● REQUEST:
Write out the whole listing, matching it exactly.

Dataset listings of figures:
=-=-=-=-=

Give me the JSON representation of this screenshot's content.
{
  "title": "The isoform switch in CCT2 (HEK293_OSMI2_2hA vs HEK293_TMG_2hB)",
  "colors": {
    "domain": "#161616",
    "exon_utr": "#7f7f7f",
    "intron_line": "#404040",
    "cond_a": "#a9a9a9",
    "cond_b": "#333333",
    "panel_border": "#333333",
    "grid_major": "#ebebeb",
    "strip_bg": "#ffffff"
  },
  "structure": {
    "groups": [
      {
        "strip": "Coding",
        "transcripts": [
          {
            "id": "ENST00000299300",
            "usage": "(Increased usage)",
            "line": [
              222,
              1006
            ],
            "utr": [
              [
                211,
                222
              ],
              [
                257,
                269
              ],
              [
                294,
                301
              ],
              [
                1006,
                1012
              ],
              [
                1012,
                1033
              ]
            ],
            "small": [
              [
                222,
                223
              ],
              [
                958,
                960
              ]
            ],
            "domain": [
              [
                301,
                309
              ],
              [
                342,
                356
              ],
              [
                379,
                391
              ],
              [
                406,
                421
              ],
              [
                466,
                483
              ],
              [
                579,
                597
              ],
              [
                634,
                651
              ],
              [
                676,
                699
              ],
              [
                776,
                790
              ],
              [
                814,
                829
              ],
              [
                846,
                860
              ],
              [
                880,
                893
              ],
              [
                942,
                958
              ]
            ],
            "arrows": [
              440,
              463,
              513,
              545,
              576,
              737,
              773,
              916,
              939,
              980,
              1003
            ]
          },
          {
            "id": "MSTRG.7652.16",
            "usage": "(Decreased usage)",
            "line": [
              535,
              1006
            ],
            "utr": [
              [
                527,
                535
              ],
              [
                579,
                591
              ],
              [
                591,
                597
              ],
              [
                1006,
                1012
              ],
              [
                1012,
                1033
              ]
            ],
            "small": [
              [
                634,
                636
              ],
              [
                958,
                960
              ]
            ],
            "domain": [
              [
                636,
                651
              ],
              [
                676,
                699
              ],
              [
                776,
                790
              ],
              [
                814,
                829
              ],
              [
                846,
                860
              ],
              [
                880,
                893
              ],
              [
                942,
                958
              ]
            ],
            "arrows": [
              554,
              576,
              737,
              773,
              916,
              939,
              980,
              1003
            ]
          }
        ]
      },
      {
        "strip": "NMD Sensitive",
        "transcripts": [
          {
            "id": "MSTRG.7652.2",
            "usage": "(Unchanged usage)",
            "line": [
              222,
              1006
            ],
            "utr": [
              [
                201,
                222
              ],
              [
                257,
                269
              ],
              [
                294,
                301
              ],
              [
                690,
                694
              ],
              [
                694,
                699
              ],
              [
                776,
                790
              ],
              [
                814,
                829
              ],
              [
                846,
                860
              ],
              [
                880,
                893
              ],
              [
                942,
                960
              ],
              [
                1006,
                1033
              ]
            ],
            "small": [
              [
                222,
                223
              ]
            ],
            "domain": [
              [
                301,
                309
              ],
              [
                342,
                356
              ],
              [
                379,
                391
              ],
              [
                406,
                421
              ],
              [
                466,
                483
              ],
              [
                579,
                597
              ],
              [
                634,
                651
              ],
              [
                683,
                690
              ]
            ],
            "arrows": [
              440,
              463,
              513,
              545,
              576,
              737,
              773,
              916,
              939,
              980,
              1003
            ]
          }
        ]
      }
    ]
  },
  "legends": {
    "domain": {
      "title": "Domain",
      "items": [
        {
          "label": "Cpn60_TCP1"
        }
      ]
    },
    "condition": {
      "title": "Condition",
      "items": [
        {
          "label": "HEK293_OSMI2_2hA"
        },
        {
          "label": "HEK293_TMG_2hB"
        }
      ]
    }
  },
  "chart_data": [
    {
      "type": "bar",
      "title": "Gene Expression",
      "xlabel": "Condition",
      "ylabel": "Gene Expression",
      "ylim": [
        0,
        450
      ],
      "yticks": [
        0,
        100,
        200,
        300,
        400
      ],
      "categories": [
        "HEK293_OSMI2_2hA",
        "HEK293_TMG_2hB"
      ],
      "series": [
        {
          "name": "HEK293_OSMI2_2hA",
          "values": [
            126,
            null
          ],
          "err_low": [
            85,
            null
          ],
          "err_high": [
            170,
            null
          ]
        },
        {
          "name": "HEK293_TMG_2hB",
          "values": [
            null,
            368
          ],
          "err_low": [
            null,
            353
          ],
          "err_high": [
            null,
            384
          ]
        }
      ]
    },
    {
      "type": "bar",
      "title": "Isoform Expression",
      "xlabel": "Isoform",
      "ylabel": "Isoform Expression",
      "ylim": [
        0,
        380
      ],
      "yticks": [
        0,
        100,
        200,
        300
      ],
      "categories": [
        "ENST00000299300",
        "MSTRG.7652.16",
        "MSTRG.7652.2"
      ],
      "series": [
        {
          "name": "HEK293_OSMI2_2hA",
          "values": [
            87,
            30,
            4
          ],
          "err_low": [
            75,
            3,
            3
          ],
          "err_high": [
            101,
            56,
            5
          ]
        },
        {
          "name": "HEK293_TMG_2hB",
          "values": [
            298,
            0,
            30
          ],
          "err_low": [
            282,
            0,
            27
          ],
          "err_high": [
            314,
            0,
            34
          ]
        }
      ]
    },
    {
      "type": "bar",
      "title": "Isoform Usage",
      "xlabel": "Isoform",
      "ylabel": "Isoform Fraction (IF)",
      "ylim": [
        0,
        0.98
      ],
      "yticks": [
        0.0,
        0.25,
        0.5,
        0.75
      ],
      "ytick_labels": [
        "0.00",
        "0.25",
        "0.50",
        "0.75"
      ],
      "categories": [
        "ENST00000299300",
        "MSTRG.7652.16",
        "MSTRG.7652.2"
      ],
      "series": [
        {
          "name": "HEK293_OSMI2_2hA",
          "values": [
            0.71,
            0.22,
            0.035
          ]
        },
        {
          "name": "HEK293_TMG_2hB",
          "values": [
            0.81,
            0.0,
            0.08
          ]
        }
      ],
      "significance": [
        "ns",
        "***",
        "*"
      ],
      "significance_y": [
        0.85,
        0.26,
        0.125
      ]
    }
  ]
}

=-=-=-=-=

● RESULT:
Give me the JSON representation of this screenshot's content.
{
  "title": "The isoform switch in CCT2 (HEK293_OSMI2_2hA vs HEK293_TMG_2hB)",
  "colors": {
    "domain": "#161616",
    "exon_utr": "#7f7f7f",
    "intron_line": "#404040",
    "cond_a": "#a9a9a9",
    "cond_b": "#333333",
    "panel_border": "#333333",
    "grid_major": "#ebebeb",
    "strip_bg": "#ffffff"
  },
  "structure": {
    "groups": [
      {
        "strip": "Coding",
        "transcripts": [
          {
            "id": "ENST00000299300",
            "usage": "(Increased usage)",
            "line": [
              222,
              1006
            ],
            "utr": [
              [
                211,
                222
              ],
              [
                257,
                269
              ],
              [
                294,
                301
              ],
              [
                1006,
                1012
              ],
              [
                1012,
                1033
              ]
            ],
            "small": [
              [
                222,
                223
              ],
              [
                958,
                960
              ]
            ],
            "domain": [
              [
                301,
                309
              ],
              [
                342,
                356
              ],
              [
                379,
                391
              ],
              [
                406,
                421
              ],
              [
                466,
                483
              ],
              [
                579,
                597
              ],
              [
                634,
                651
              ],
              [
                676,
                699
              ],
              [
                776,
                790
              ],
              [
                814,
                829
              ],
              [
                846,
                860
              ],
              [
                880,
                893
              ],
              [
                942,
                958
              ]
            ],
            "arrows": [
              440,
              463,
              513,
              545,
              576,
              737,
              773,
              916,
              939,
              980,
              1003
            ]
          },
          {
            "id": "MSTRG.7652.16",
            "usage": "(Decreased usage)",
            "line": [
              535,
              1006
            ],
            "utr": [
              [
                527,
                535
              ],
              [
                579,
                591
              ],
              [
                591,
                597
              ],
              [
                1006,
                1012
              ],
              [
                1012,
                1033
              ]
            ],
            "small": [
              [
                634,
                636
              ],
              [
                958,
                960
              ]
            ],
            "domain": [
              [
                636,
                651
              ],
              [
                676,
                699
              ],
              [
                776,
                790
              ],
              [
                814,
                829
              ],
              [
                846,
                860
              ],
              [
                880,
                893
              ],
              [
                942,
                958
              ]
            ],
            "arrows": [
              554,
              576,
              737,
              773,
              916,
              939,
              980,
              1003
            ]
          }
        ]
      },
      {
        "strip": "NMD Sensitive",
        "transcripts": [
          {
            "id": "MSTRG.7652.2",
            "usage": "(Unchanged usage)",
            "line": [
              222,
              1006
            ],
            "utr": [
              [
                201,
                222
              ],
              [
                257,
                269
              ],
              [
                294,
                301
              ],
              [
                690,
                694
              ],
              [
                694,
                699
              ],
              [
                776,
                790
              ],
              [
                814,
                829
              ],
              [
                846,
                860
              ],
              [
                880,
                893
              ],
              [
                942,
                960
              ],
              [
                1006,
                1033
              ]
            ],
            "small": [
              [
                222,
                223
              ]
            ],
            "domain": [
              [
                301,
                309
              ],
              [
                342,
                356
              ],
              [
                379,
                391
              ],
              [
                406,
                421
              ],
              [
                466,
                483
              ],
              [
                579,
                597
              ],
              [
                634,
                651
              ],
              [
                683,
                690
              ]
            ],
            "arrows": [
              440,
              463,
              513,
              545,
              576,
              737,
              773,
              916,
              939,
              980,
              1003
            ]
          }
        ]
      }
    ]
  },
  "legends": {
    "domain": {
      "title": "Domain",
      "items": [
        {
          "label": "Cpn60_TCP1"
        }
      ]
    },
    "condition": {
      "title": "Condition",
      "items": [
        {
          "label": "HEK293_OSMI2_2hA"
        },
        {
          "label": "HEK293_TMG_2hB"
        }
      ]
    }
  },
  "chart_data": [
    {
      "type": "bar",
      "title": "Gene Expression",
      "xlabel": "Condition",
      "ylabel": "Gene Expression",
      "ylim": [
        0,
        450
      ],
      "yticks": [
        0,
        100,
        200,
        300,
        400
      ],
      "categories": [
        "HEK293_OSMI2_2hA",
        "HEK293_TMG_2hB"
      ],
      "series": [
        {
          "name": "HEK293_OSMI2_2hA",
          "values": [
            126,
            null
          ],
          "err_low": [
            85,
            null
          ],
          "err_high": [
            170,
            null
          ]
        },
        {
          "name": "HEK293_TMG_2hB",
          "values": [
            null,
            368
          ],
          "err_low": [
            null,
            353
          ],
          "err_high": [
            null,
            384
          ]
        }
      ]
    },
    {
      "type": "bar",
      "title": "Isoform Expression",
      "xlabel": "Isoform",
      "ylabel": "Isoform Expression",
      "ylim": [
        0,
        380
      ],
      "yticks": [
        0,
        100,
        200,
        300
      ],
      "categories": [
        "ENST00000299300",
        "MSTRG.7652.16",
        "MSTRG.7652.2"
      ],
      "series": [
        {
          "name": "HEK293_OSMI2_2hA",
          "values": [
            87,
            30,
            4
          ],
          "err_low": [
            75,
            3,
            3
          ],
          "err_high": [
            101,
            56,
            5
          ]
        },
        {
          "name": "HEK293_TMG_2hB",
          "values": [
            298,
            0,
            30
          ],
          "err_low": [
            282,
            0,
            27
          ],
          "err_high": [
            314,
            0,
            34
          ]
        }
      ]
    },
    {
      "type": "bar",
      "title": "Isoform Usage",
      "xlabel": "Isoform",
      "ylabel": "Isoform Fraction (IF)",
      "ylim": [
        0,
        0.98
      ],
      "yticks": [
        0.0,
        0.25,
        0.5,
        0.75
      ],
      "ytick_labels": [
        "0.00",
        "0.25",
        "0.50",
        "0.75"
      ],
      "categories": [
        "ENST00000299300",
        "MSTRG.7652.16",
        "MSTRG.7652.2"
      ],
      "series": [
        {
          "name": "HEK293_OSMI2_2hA",
          "values": [
            0.71,
            0.22,
            0.035
          ]
        },
        {
          "name": "HEK293_TMG_2hB",
          "values": [
            0.81,
            0.0,
            0.08
          ]
        }
      ],
      "significance": [
        "ns",
        "***",
        "*"
      ],
      "significance_y": [
        0.85,
        0.26,
        0.125
      ]
    }
  ]
}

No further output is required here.